● **TASK INPUTS**:
((

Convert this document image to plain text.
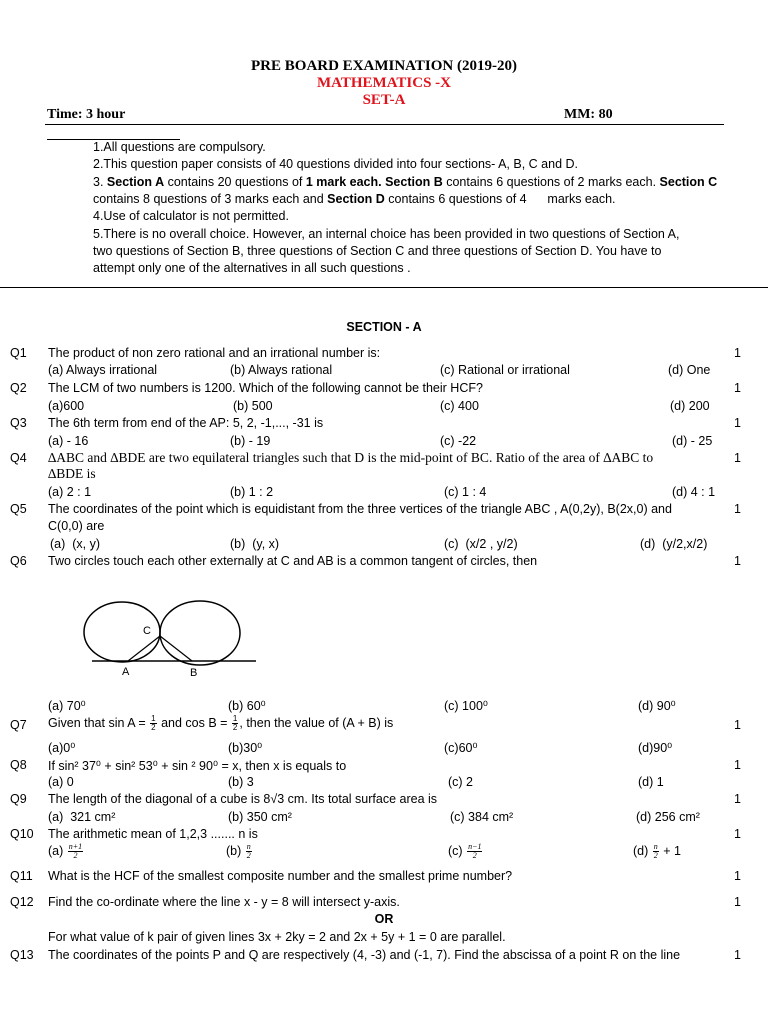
PRE BOARD EXAMINATION (2019-20)
MATHEMATICS -X
SET-A
Time: 3 hour	MM: 80
1.All questions are compulsory.
2.This question paper consists of 40 questions divided into four sections- A, B, C and D.
3. Section A contains 20 questions of 1 mark each. Section B contains 6 questions of 2 marks each. Section C
contains 8 questions of 3 marks each and Section D contains 6 questions of 4      marks each.
4.Use of calculator is not permitted.
5.There is no overall choice. However, an internal choice has been provided in two questions of Section A,
two questions of Section B, three questions of Section C and three questions of Section D. You have to
attempt only one of the alternatives in all such questions .
SECTION - A
Q1 The product of non zero rational and an irrational number is:	1
(a) Always irrational	(b) Always rational	(c) Rational or irrational	(d) One
Q2 The LCM of two numbers is 1200. Which of the following cannot be their HCF?	1
(a)600	(b) 500	(c) 400	(d) 200
Q3 The 6th term from end of the AP: 5, 2, -1,..., -31 is	1
(a) - 16	(b) - 19	(c) -22	(d) - 25
Q4 ∆ABC and ∆BDE are two equilateral triangles such that D is the mid-point of BC. Ratio of the area of ∆ABC to	1
∆BDE is
(a) 2 : 1	(b) 1 : 2	(c) 1 : 4	(d) 4 : 1
Q5 The coordinates of the point which is equidistant from the three vertices of the triangle ABC , A(0,2y), B(2x,0) and	1
C(0,0) are
(a)  (x, y)	(b)  (y, x)	(c)  (x/2 , y/2)	(d)  (y/2,x/2)
Q6 Two circles touch each other externally at C and AB is a common tangent of circles, then	1
C
A	B
(a) 70⁰	(b) 60⁰	(c) 100⁰	(d) 90⁰
Q7 Given that $\sin A = \frac{1}{2}$ and $\cos B = \frac{1}{2}$ , then the value of (A + B) is	1
(a)0⁰	(b)30⁰	(c)60⁰	(d)90⁰
Q8 If sin² 37⁰ + sin² 53⁰ + sin ² 90⁰ = x, then x is equals to	1
(a) 0	(b) 3	(c) 2	(d) 1
Q9 The length of the diagonal of a cube is 8√3 cm. Its total surface area is	1
(a)  321 cm²	(b) 350 cm²	(c) 384 cm²	(d) 256 cm²
Q10 The arithmetic mean of 1,2,3 ....... n is	1
$(a) \frac{n+1}{2}$	$(b) \frac{n}{2}$	$(c) \frac{n-1}{2}$	$(d) \frac{n}{2} + 1$
Q11 What is the HCF of the smallest composite number and the smallest prime number?	1
Q12 Find the co-ordinate where the line x - y = 8 will intersect y-axis.	1
OR
For what value of k pair of given lines 3x + 2ky = 2 and 2x + 5y + 1 = 0 are parallel.
Q13 The coordinates of the points P and Q are respectively (4, -3) and (-1, 7). Find the abscissa of a point R on the line	1
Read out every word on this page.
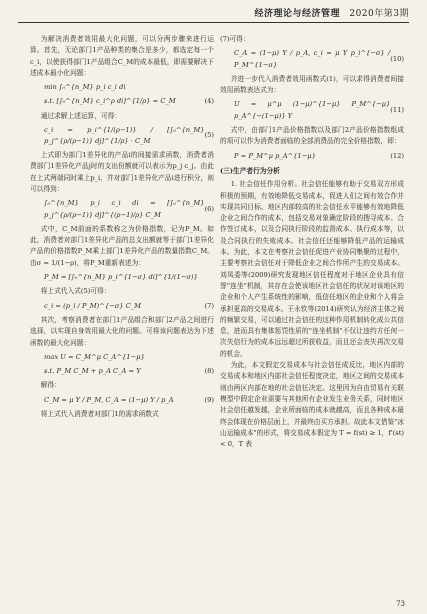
经济理论与经济管理 2020年第3期

为解决消费者效用最大化问题，可以分两步骤来进行运算。首先，无论部门1产品种类的集合是多少，都选定每一个c_i，以使获得部门1产品组合C_M的成本最低，即需要解决下述成本最小化问题：

min ∫₀^{n_M} p_i c_i di
s.t. [∫₀^{n_M} c_i^ρ di]^{1/ρ} = C_M	(4)

通过求解上述运算，可得：

c_i = p_i^{1/(ρ−1)} / [∫₀^{n_M} p_j^{ρ/(ρ−1)} dj]^{1/ρ} · C_M
(5)

上式即为部门1差异化的产品i的间接需求函数，消费者消费部门1差异化产品j时的支出份额就可以表示为p_j c_j。由此在上式两端同时乘上p_i，并对部门1差异化产品i进行积分，则可以得到：

∫₀^{n_M} p_i c_i di = [∫₀^{n_M} p_j^{ρ/(ρ−1)} dj]^{(ρ−1)/ρ} C_M
(6)

式中，C_M前面的系数称之为价格指数，记为P_M。如此，消费者对部门1差异化产品的总支出额就等于部门1差异化产品的价格指数P_M乘上部门1差异化产品的数量指数C_M。由σ = 1/(1−ρ)，将P_M重新表述为：

P_M = [∫₀^{n_M} p_i^{1−σ} di]^{1/(1−σ)}

将上式代入式(5)可得：

c_i = (p_i / P_M)^{−σ} C_M	(7)

其次，考察消费者在部门1产品组合和部门2产品之间进行选择，以实现自身效用最大化的问题。可将该问题表达为下述函数的最大化问题：

max U = C_M^μ C_A^{1−μ}
s.t. P_M C_M + p_A C_A = Y	(8)

解得：

C_M = μ Y / P_M, C_A = (1−μ) Y / p_A	(9)

将上式代入消费者对部门1的需求函数式

(7)可得：

C_A = (1−μ) Y / p_A, c_i = μ Y p_i^{−σ} / P_M^{1−σ}
(10)

并进一步代入消费者效用函数式(1)，可以求得消费者间接效用函数表达式为：

U = μ^μ (1−μ)^{1−μ} P_M^{−μ} p_A^{−(1−μ)} Y
(11)

式中，由部门1产品价格指数以及部门2产品价格指数组成的项可以作为消费者面临的全部消费品的完全价格指数，即：

P = P_M^μ p_A^{1−μ}	(12)

(三)生产者行为分析

1. 社会信任作用分析。社会信任能够有助于交易双方形成积极的预期，有效地降低交易成本，促进人们之间有效合作并实现共同目标。地区内部较高的社会信任水平能够有效地降低企业之间合作的成本，包括交易对象确定阶段的搜寻成本、合作签订成本，以及合同执行阶段的监督成本、执行成本等，以及合同执行的失败成本。社会信任还能够降低产品的运输成本。为此，本文在考察社会信任促进产业协同集聚的过程中，主要考察社会信任对于降低企业之间合作所产生的交易成本。刘凤委等(2009)研究发现地区信任程度对于地区企业具有信誉"连坐"机制，其存在会使该地区社会信任的状况对该地区的企业和个人产生系统性的影响，低信任地区的企业和个人将会承担更高的交易成本。王永钦等(2014)研究认为经济主体之间的频繁交易，可以通过社会信任的这种作用机制转化成公共信息，进而具有集体惩罚性质的"连坐机制"不仅让违约方任何一次失信行为的成本远远超过所获收益，而且还会丧失再次交易的机会。

为此，本文假定交易成本与社会信任成反比，地区内部的交易成本和地区内部社会信任程度决定，地区之间的交易成本则由两区内部在地的社会信任决定。这里因为自由贸易有关联模型中假定企业需要与其他所有企业发生业务关系，同时地区社会信任越发越，企业所面临的成本就越高，而且各种成本最终会体现在价格层面上，并最终由买方承担。故此本文借鉴"冰山运输成本"的形式，将交易成本假定为 T = f(st) ≥ 1，f'(st) < 0，T 表

73
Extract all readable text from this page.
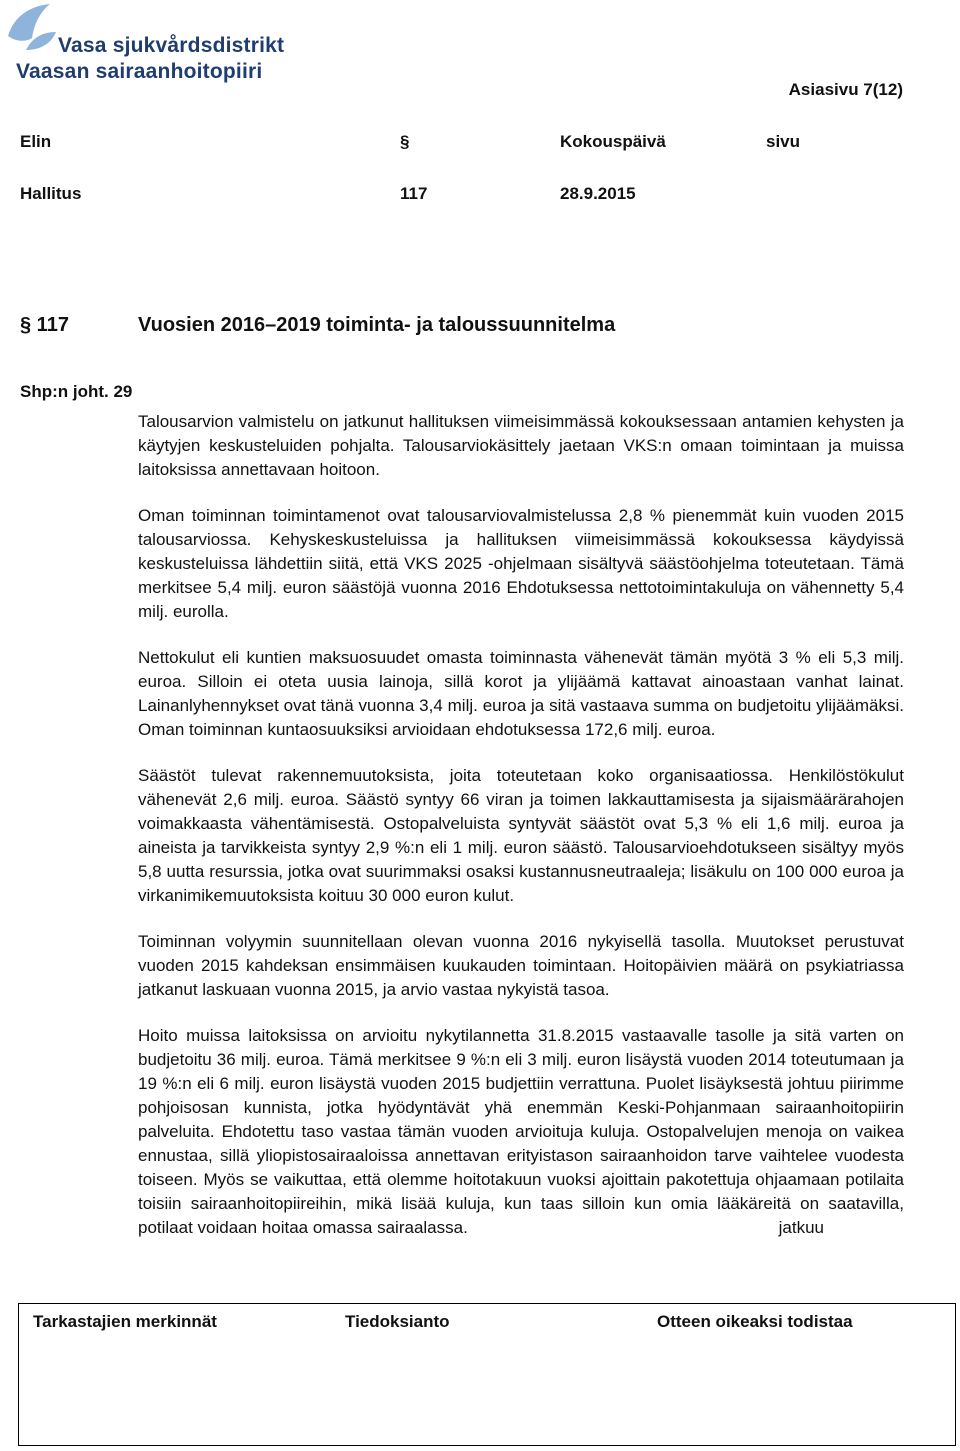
Vasa sjukvårdsdistrikt
Vaasan sairaanhoitopiiri
Asiasivu 7(12)
Elin	§	Kokouspäivä	sivu
Hallitus	117	28.9.2015
§ 117	Vuosien 2016–2019 toiminta- ja taloussuunnitelma
Shp:n joht. 29

Talousarvion valmistelu on jatkunut hallituksen viimeisimmässä kokouksessaan antamien kehysten ja käytyjen keskusteluiden pohjalta. Talousarviokäsittely jaetaan VKS:n omaan toimintaan ja muissa laitoksissa annettavaan hoitoon.

Oman toiminnan toimintamenot ovat talousarviovalmistelussa 2,8 % pienemmät kuin vuoden 2015 talousarviossa. Kehyskeskusteluissa ja hallituksen viimeisimmässä kokouksessa käydyissä keskusteluissa lähdettiin siitä, että VKS 2025 -ohjelmaan sisältyvä säästöohjelma toteutetaan. Tämä merkitsee 5,4 milj. euron säästöjä vuonna 2016 Ehdotuksessa nettotoimintakuluja on vähennetty 5,4 milj. eurolla.

Nettokulut eli kuntien maksuosuudet omasta toiminnasta vähenevät tämän myötä 3 % eli 5,3 milj. euroa. Silloin ei oteta uusia lainoja, sillä korot ja ylijäämä kattavat ainoastaan vanhat lainat. Lainanlyhennykset ovat tänä vuonna 3,4 milj. euroa ja sitä vastaava summa on budjetoitu ylijäämäksi. Oman toiminnan kuntaosuuksiksi arvioidaan ehdotuksessa 172,6 milj. euroa.

Säästöt tulevat rakennemuutoksista, joita toteutetaan koko organisaatiossa. Henkilöstökulut vähenevät 2,6 milj. euroa. Säästö syntyy 66 viran ja toimen lakkauttamisesta ja sijaismäärärahojen voimakkaasta vähentämisestä. Ostopalveluista syntyvät säästöt ovat 5,3 % eli 1,6 milj. euroa ja aineista ja tarvikkeista syntyy 2,9 %:n eli 1 milj. euron säästö. Talousarvioehdotukseen sisältyy myös 5,8 uutta resurssia, jotka ovat suurimmaksi osaksi kustannusneutraaleja; lisäkulu on 100 000 euroa ja virkanimikemuutoksista koituu 30 000 euron kulut.

Toiminnan volyymin suunnitellaan olevan vuonna 2016 nykyisellä tasolla. Muutokset perustuvat vuoden 2015 kahdeksan ensimmäisen kuukauden toimintaan. Hoitopäivien määrä on psykiatriassa jatkanut laskuaan vuonna 2015, ja arvio vastaa nykyistä tasoa.

Hoito muissa laitoksissa on arvioitu nykytilannetta 31.8.2015 vastaavalle tasolle ja sitä varten on budjetoitu 36 milj. euroa. Tämä merkitsee 9 %:n eli 3 milj. euron lisäystä vuoden 2014 toteutumaan ja 19 %:n eli 6 milj. euron lisäystä vuoden 2015 budjettiin verrattuna. Puolet lisäyksestä johtuu piirimme pohjoisosan kunnista, jotka hyödyntävät yhä enemmän Keski-Pohjanmaan sairaanhoitopiirin palveluita. Ehdotettu taso vastaa tämän vuoden arvioituja kuluja. Ostopalvelujen menoja on vaikea ennustaa, sillä yliopistosairaaloissa annettavan erityistason sairaanhoidon tarve vaihtelee vuodesta toiseen. Myös se vaikuttaa, että olemme hoitotakuun vuoksi ajoittain pakotettuja ohjaamaan potilaita toisiin sairaanhoitopiireihin, mikä lisää kuluja, kun taas silloin kun omia lääkäreitä on saatavilla, potilaat voidaan hoitaa omassa sairaalassa.	jatkuu

Tarkastajien merkinnät	Tiedoksianto	Otteen oikeaksi todistaa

))

● **WHAT YOU HAVE TO DO**: Select every line of the records holding the string "three".

● **WORKED SOLUTION**:
two questions of Section B, three questions of Section C and three questions of Section D. You have to
Q5 The coordinates of the point which is equidistant from the three vertices of the triangle ABC , A(0,2y), B(2x,0) and	1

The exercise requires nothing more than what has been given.